#### WRITTEN REQUEST
Every line of the material below must be repeated exactly.

[Collected data entries]
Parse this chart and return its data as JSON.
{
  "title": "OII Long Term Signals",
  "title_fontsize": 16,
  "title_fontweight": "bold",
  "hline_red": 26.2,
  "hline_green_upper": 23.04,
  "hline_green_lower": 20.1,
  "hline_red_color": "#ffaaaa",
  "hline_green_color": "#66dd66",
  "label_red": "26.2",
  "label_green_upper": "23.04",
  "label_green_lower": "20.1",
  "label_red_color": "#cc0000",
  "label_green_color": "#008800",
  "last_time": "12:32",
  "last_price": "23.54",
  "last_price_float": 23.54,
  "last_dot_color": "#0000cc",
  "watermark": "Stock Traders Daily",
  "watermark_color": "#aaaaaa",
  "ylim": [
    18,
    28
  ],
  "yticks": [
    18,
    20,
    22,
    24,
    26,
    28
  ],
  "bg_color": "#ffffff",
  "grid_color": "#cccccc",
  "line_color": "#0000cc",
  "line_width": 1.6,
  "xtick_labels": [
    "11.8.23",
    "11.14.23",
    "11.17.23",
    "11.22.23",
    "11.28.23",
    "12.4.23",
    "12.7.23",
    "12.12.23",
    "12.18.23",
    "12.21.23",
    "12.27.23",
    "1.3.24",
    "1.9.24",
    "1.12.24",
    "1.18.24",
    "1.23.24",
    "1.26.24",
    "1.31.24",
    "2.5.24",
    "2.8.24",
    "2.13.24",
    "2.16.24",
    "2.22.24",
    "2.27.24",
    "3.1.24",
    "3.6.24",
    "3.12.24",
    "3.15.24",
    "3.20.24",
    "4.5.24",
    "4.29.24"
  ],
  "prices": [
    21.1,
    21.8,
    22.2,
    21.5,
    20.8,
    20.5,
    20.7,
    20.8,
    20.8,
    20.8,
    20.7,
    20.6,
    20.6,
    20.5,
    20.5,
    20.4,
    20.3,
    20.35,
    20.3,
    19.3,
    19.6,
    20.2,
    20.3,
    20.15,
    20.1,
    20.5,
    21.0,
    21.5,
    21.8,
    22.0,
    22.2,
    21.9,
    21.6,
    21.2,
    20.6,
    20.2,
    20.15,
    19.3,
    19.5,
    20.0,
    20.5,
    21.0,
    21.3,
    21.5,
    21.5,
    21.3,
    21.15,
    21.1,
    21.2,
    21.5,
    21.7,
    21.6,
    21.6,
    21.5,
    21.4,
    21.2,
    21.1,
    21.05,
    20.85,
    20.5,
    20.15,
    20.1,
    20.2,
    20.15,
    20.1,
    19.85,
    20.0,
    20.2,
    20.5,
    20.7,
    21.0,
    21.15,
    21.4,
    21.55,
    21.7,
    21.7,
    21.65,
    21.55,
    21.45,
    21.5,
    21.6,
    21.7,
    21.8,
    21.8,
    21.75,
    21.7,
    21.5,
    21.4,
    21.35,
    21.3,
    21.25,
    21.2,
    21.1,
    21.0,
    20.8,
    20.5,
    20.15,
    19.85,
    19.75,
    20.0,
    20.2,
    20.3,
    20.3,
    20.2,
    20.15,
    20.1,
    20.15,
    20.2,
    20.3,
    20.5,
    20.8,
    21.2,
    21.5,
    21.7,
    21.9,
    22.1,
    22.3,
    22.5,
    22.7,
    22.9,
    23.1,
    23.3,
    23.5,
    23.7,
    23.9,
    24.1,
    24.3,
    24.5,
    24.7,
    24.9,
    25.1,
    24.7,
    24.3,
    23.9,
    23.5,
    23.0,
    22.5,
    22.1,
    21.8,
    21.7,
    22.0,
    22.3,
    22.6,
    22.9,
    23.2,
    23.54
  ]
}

#### FULL SOLUTION
Parse this chart and return its data as JSON.
{
  "title": "OII Long Term Signals",
  "title_fontsize": 16,
  "title_fontweight": "bold",
  "hline_red": 26.2,
  "hline_green_upper": 23.04,
  "hline_green_lower": 20.1,
  "hline_red_color": "#ffaaaa",
  "hline_green_color": "#66dd66",
  "label_red": "26.2",
  "label_green_upper": "23.04",
  "label_green_lower": "20.1",
  "label_red_color": "#cc0000",
  "label_green_color": "#008800",
  "last_time": "12:32",
  "last_price": "23.54",
  "last_price_float": 23.54,
  "last_dot_color": "#0000cc",
  "watermark": "Stock Traders Daily",
  "watermark_color": "#aaaaaa",
  "ylim": [
    18,
    28
  ],
  "yticks": [
    18,
    20,
    22,
    24,
    26,
    28
  ],
  "bg_color": "#ffffff",
  "grid_color": "#cccccc",
  "line_color": "#0000cc",
  "line_width": 1.6,
  "xtick_labels": [
    "11.8.23",
    "11.14.23",
    "11.17.23",
    "11.22.23",
    "11.28.23",
    "12.4.23",
    "12.7.23",
    "12.12.23",
    "12.18.23",
    "12.21.23",
    "12.27.23",
    "1.3.24",
    "1.9.24",
    "1.12.24",
    "1.18.24",
    "1.23.24",
    "1.26.24",
    "1.31.24",
    "2.5.24",
    "2.8.24",
    "2.13.24",
    "2.16.24",
    "2.22.24",
    "2.27.24",
    "3.1.24",
    "3.6.24",
    "3.12.24",
    "3.15.24",
    "3.20.24",
    "4.5.24",
    "4.29.24"
  ],
  "prices": [
    21.1,
    21.8,
    22.2,
    21.5,
    20.8,
    20.5,
    20.7,
    20.8,
    20.8,
    20.8,
    20.7,
    20.6,
    20.6,
    20.5,
    20.5,
    20.4,
    20.3,
    20.35,
    20.3,
    19.3,
    19.6,
    20.2,
    20.3,
    20.15,
    20.1,
    20.5,
    21.0,
    21.5,
    21.8,
    22.0,
    22.2,
    21.9,
    21.6,
    21.2,
    20.6,
    20.2,
    20.15,
    19.3,
    19.5,
    20.0,
    20.5,
    21.0,
    21.3,
    21.5,
    21.5,
    21.3,
    21.15,
    21.1,
    21.2,
    21.5,
    21.7,
    21.6,
    21.6,
    21.5,
    21.4,
    21.2,
    21.1,
    21.05,
    20.85,
    20.5,
    20.15,
    20.1,
    20.2,
    20.15,
    20.1,
    19.85,
    20.0,
    20.2,
    20.5,
    20.7,
    21.0,
    21.15,
    21.4,
    21.55,
    21.7,
    21.7,
    21.65,
    21.55,
    21.45,
    21.5,
    21.6,
    21.7,
    21.8,
    21.8,
    21.75,
    21.7,
    21.5,
    21.4,
    21.35,
    21.3,
    21.25,
    21.2,
    21.1,
    21.0,
    20.8,
    20.5,
    20.15,
    19.85,
    19.75,
    20.0,
    20.2,
    20.3,
    20.3,
    20.2,
    20.15,
    20.1,
    20.15,
    20.2,
    20.3,
    20.5,
    20.8,
    21.2,
    21.5,
    21.7,
    21.9,
    22.1,
    22.3,
    22.5,
    22.7,
    22.9,
    23.1,
    23.3,
    23.5,
    23.7,
    23.9,
    24.1,
    24.3,
    24.5,
    24.7,
    24.9,
    25.1,
    24.7,
    24.3,
    23.9,
    23.5,
    23.0,
    22.5,
    22.1,
    21.8,
    21.7,
    22.0,
    22.3,
    22.6,
    22.9,
    23.2,
    23.54
  ]
}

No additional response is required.